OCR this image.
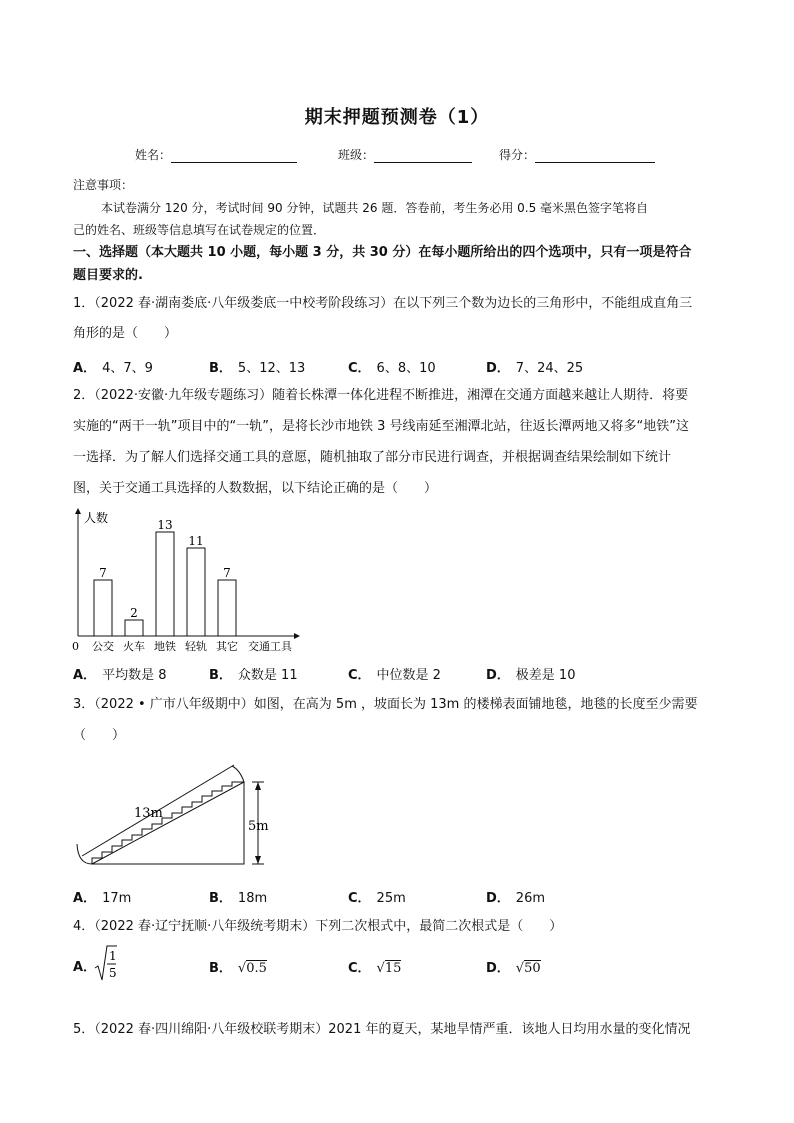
期末押题预测卷（1）
姓名：	班级：	得分：
注意事项：
本试卷满分 120 分，考试时间 90 分钟，试题共 26 题．答卷前，考生务必用 0.5 毫米黑色签字笔将自
己的姓名、班级等信息填写在试卷规定的位置．
一、选择题（本大题共 10 小题，每小题 3 分，共 30 分）在每小题所给出的四个选项中，只有一项是符合
题目要求的.
1．（2022 春·湖南娄底·八年级娄底一中校考阶段练习）在以下列三个数为边长的三角形中，不能组成直角三
角形的是（　　）
A． 4、7、9	B． 5、12、13	C． 6、8、10	D． 7、24、25
2．（2022·安徽·九年级专题练习）随着长株潭一体化进程不断推进，湘潭在交通方面越来越让人期待．将要
实施的“两干一轨”项目中的“一轨”，是将长沙市地铁 3 号线南延至湘潭北站，往返长潭两地又将多“地铁”这
一选择．为了解人们选择交通工具的意愿，随机抽取了部分市民进行调查，并根据调查结果绘制如下统计
图，关于交通工具选择的人数数据，以下结论正确的是（　　）
7
公交
2
火车
13
地铁
11
轻轨
7
其它
人数
0	交通工具
A． 平均数是 8	B． 众数是 11	C． 中位数是 2	D． 极差是 10
3．（2022 • 广市八年级期中）如图，在高为 5m ，坡面长为 13m 的楼梯表面铺地毯，地毯的长度至少需要
（　　）
13m
5m
A． 17m	B． 18m	C． 25m	D． 26m
4．（2022 春·辽宁抚顺·八年级统考期末）下列二次根式中，最简二次根式是（　　）
A．
1
5	B． √0.5	C． √15	D． √50
5．（2022 春·四川绵阳·八年级校联考期末）2021 年的夏天，某地旱情严重．该地人日均用水量的变化情况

────

- **What is required**
Write out all the entries word for word, but skip any images.

- **Answer to the task**
OCR this image.
期末押题预测卷（1）
姓名：	班级：	得分：
注意事项：
本试卷满分 120 分，考试时间 90 分钟，试题共 26 题．答卷前，考生务必用 0.5 毫米黑色签字笔将自
己的姓名、班级等信息填写在试卷规定的位置．
一、选择题（本大题共 10 小题，每小题 3 分，共 30 分）在每小题所给出的四个选项中，只有一项是符合
题目要求的.
1．（2022 春·湖南娄底·八年级娄底一中校考阶段练习）在以下列三个数为边长的三角形中，不能组成直角三
角形的是（　　）
A． 4、7、9	B． 5、12、13	C． 6、8、10	D． 7、24、25
2．（2022·安徽·九年级专题练习）随着长株潭一体化进程不断推进，湘潭在交通方面越来越让人期待．将要
实施的“两干一轨”项目中的“一轨”，是将长沙市地铁 3 号线南延至湘潭北站，往返长潭两地又将多“地铁”这
一选择．为了解人们选择交通工具的意愿，随机抽取了部分市民进行调查，并根据调查结果绘制如下统计
图，关于交通工具选择的人数数据，以下结论正确的是（　　）
7
公交
2
火车
13
地铁
11
轻轨
7
其它
人数
0	交通工具
A． 平均数是 8	B． 众数是 11	C． 中位数是 2	D． 极差是 10
3．（2022 • 广市八年级期中）如图，在高为 5m ，坡面长为 13m 的楼梯表面铺地毯，地毯的长度至少需要
（　　）
13m
5m
A． 17m	B． 18m	C． 25m	D． 26m
4．（2022 春·辽宁抚顺·八年级统考期末）下列二次根式中，最简二次根式是（　　）
A．
1
5	B． √0.5	C． √15	D． √50
5．（2022 春·四川绵阳·八年级校联考期末）2021 年的夏天，某地旱情严重．该地人日均用水量的变化情况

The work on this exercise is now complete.